Work to do: Copy all of the material exactly. Pictures are not to appear in the copy.

Data provided:
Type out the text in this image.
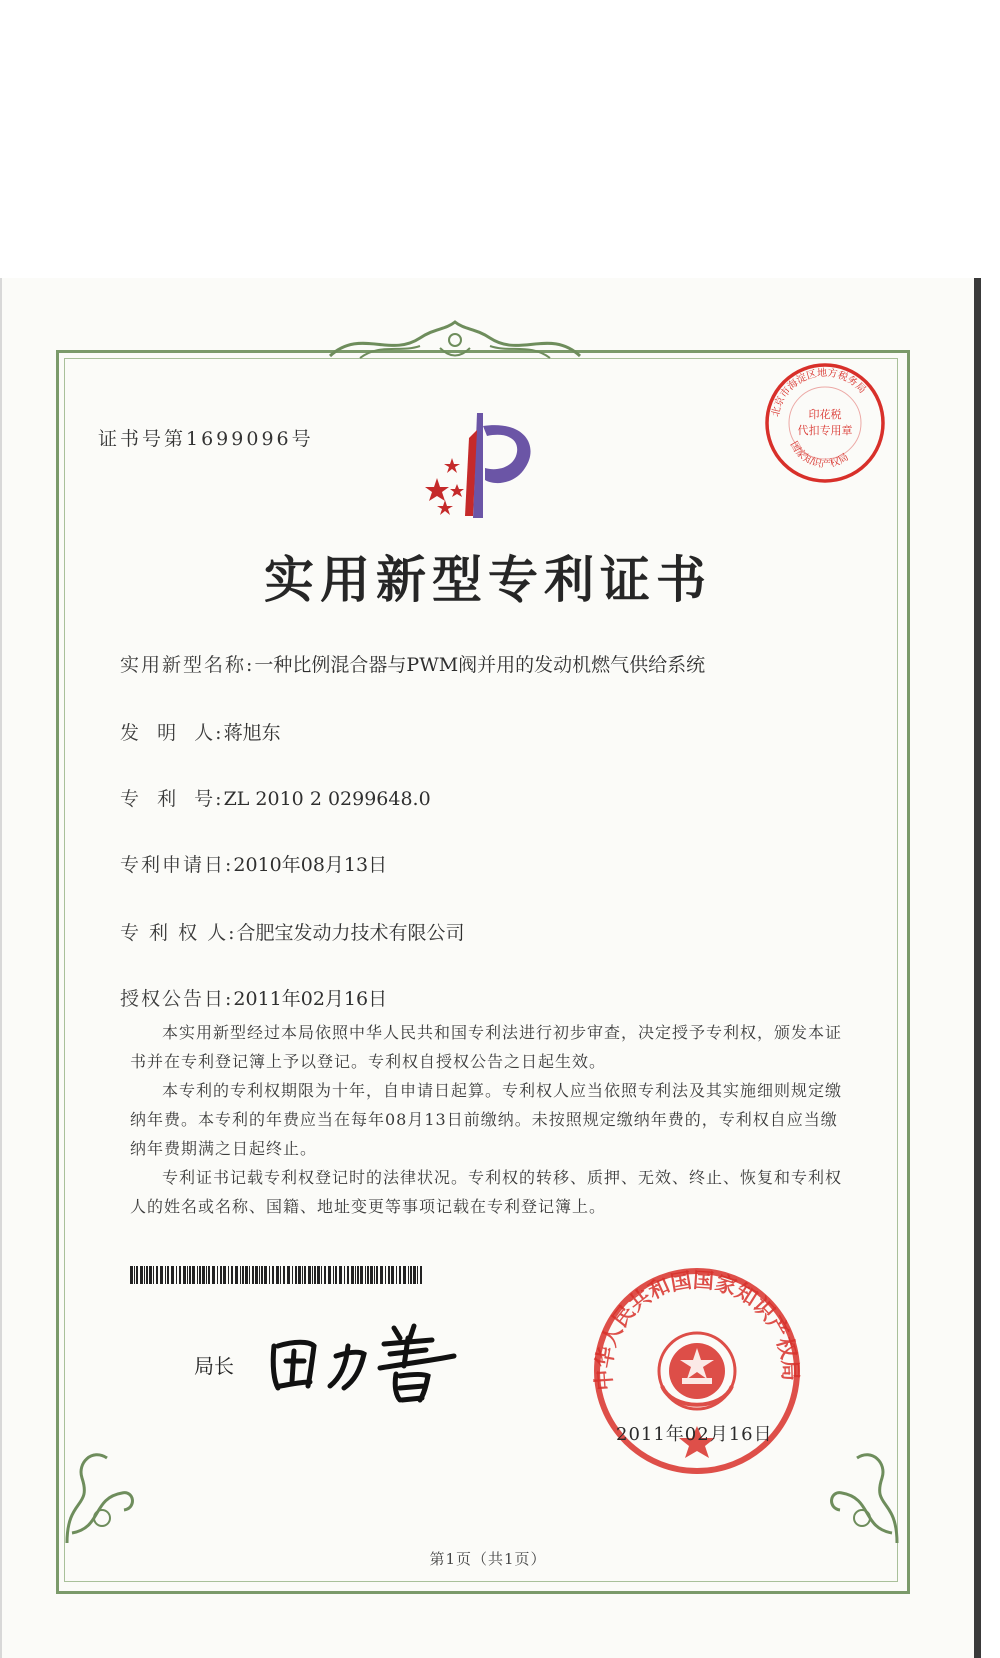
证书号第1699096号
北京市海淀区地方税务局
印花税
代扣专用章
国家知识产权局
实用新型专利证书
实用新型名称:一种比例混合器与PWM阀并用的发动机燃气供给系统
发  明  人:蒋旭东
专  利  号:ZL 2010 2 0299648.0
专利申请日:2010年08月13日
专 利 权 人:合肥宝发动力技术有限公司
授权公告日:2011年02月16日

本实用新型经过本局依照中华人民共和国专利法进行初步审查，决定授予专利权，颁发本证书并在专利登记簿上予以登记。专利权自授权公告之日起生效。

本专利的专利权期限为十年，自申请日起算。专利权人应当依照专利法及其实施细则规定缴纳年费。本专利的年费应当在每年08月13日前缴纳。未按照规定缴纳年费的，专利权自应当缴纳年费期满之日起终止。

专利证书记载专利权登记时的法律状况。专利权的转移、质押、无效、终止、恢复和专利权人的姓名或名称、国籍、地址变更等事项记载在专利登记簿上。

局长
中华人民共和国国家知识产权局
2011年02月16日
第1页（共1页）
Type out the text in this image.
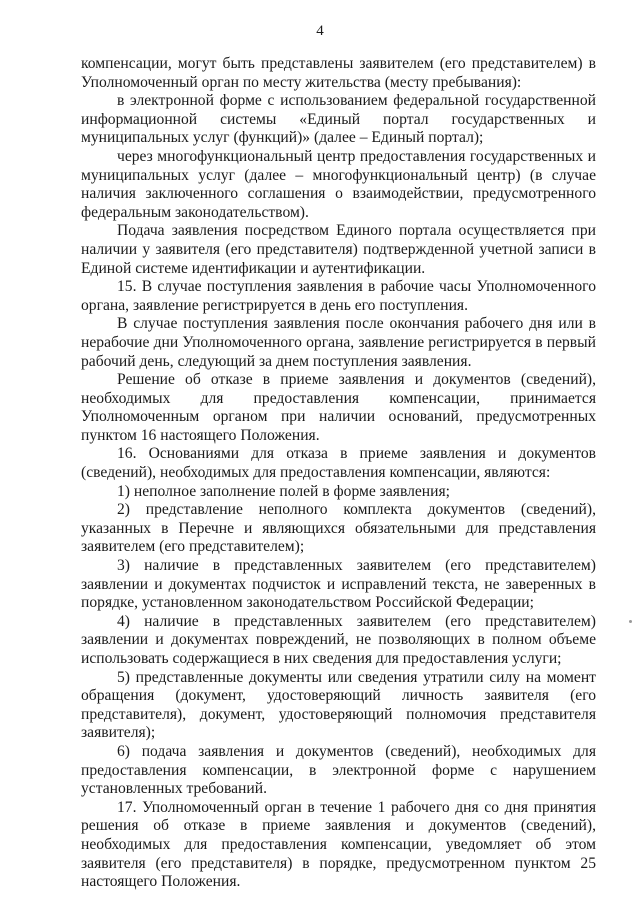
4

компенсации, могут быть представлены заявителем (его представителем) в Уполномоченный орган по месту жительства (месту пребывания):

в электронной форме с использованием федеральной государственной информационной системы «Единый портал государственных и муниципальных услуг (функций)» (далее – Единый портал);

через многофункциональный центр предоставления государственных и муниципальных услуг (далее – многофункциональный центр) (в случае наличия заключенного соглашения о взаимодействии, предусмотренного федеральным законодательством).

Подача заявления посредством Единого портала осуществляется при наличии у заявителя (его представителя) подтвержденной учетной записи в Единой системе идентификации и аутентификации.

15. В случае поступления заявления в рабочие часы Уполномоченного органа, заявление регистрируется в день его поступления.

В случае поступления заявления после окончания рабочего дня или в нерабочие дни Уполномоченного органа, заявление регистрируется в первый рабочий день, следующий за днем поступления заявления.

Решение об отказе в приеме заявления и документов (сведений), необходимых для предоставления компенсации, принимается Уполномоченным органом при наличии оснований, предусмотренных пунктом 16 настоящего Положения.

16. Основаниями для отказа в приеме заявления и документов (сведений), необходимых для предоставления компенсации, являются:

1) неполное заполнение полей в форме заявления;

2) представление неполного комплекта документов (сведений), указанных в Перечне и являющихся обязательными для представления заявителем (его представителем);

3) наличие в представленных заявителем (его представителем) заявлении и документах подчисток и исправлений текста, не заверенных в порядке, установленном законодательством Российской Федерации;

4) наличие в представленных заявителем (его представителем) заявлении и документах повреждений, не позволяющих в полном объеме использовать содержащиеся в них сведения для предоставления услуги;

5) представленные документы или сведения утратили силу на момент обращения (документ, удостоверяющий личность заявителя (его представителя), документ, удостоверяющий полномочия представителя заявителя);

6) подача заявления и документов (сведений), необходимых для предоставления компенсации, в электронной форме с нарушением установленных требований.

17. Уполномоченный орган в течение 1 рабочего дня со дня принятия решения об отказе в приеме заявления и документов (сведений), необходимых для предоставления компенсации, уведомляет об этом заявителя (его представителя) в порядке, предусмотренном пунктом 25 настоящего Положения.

Output of the task:
Type out the text in this image.
证书号第1699096号
北京市海淀区地方税务局
印花税
代扣专用章
国家知识产权局
实用新型专利证书
实用新型名称:一种比例混合器与PWM阀并用的发动机燃气供给系统
发  明  人:蒋旭东
专  利  号:ZL 2010 2 0299648.0
专利申请日:2010年08月13日
专 利 权 人:合肥宝发动力技术有限公司
授权公告日:2011年02月16日

本实用新型经过本局依照中华人民共和国专利法进行初步审查，决定授予专利权，颁发本证书并在专利登记簿上予以登记。专利权自授权公告之日起生效。

本专利的专利权期限为十年，自申请日起算。专利权人应当依照专利法及其实施细则规定缴纳年费。本专利的年费应当在每年08月13日前缴纳。未按照规定缴纳年费的，专利权自应当缴纳年费期满之日起终止。

专利证书记载专利权登记时的法律状况。专利权的转移、质押、无效、终止、恢复和专利权人的姓名或名称、国籍、地址变更等事项记载在专利登记簿上。

局长
中华人民共和国国家知识产权局
2011年02月16日
第1页（共1页）
Type out the text in this image.
4

компенсации, могут быть представлены заявителем (его представителем) в Уполномоченный орган по месту жительства (месту пребывания):

в электронной форме с использованием федеральной государственной информационной системы «Единый портал государственных и муниципальных услуг (функций)» (далее – Единый портал);

через многофункциональный центр предоставления государственных и муниципальных услуг (далее – многофункциональный центр) (в случае наличия заключенного соглашения о взаимодействии, предусмотренного федеральным законодательством).

Подача заявления посредством Единого портала осуществляется при наличии у заявителя (его представителя) подтвержденной учетной записи в Единой системе идентификации и аутентификации.

15. В случае поступления заявления в рабочие часы Уполномоченного органа, заявление регистрируется в день его поступления.

В случае поступления заявления после окончания рабочего дня или в нерабочие дни Уполномоченного органа, заявление регистрируется в первый рабочий день, следующий за днем поступления заявления.

Решение об отказе в приеме заявления и документов (сведений), необходимых для предоставления компенсации, принимается Уполномоченным органом при наличии оснований, предусмотренных пунктом 16 настоящего Положения.

16. Основаниями для отказа в приеме заявления и документов (сведений), необходимых для предоставления компенсации, являются:

1) неполное заполнение полей в форме заявления;

2) представление неполного комплекта документов (сведений), указанных в Перечне и являющихся обязательными для представления заявителем (его представителем);

3) наличие в представленных заявителем (его представителем) заявлении и документах подчисток и исправлений текста, не заверенных в порядке, установленном законодательством Российской Федерации;

4) наличие в представленных заявителем (его представителем) заявлении и документах повреждений, не позволяющих в полном объеме использовать содержащиеся в них сведения для предоставления услуги;

5) представленные документы или сведения утратили силу на момент обращения (документ, удостоверяющий личность заявителя (его представителя), документ, удостоверяющий полномочия представителя заявителя);

6) подача заявления и документов (сведений), необходимых для предоставления компенсации, в электронной форме с нарушением установленных требований.

17. Уполномоченный орган в течение 1 рабочего дня со дня принятия решения об отказе в приеме заявления и документов (сведений), необходимых для предоставления компенсации, уведомляет об этом заявителя (его представителя) в порядке, предусмотренном пунктом 25 настоящего Положения.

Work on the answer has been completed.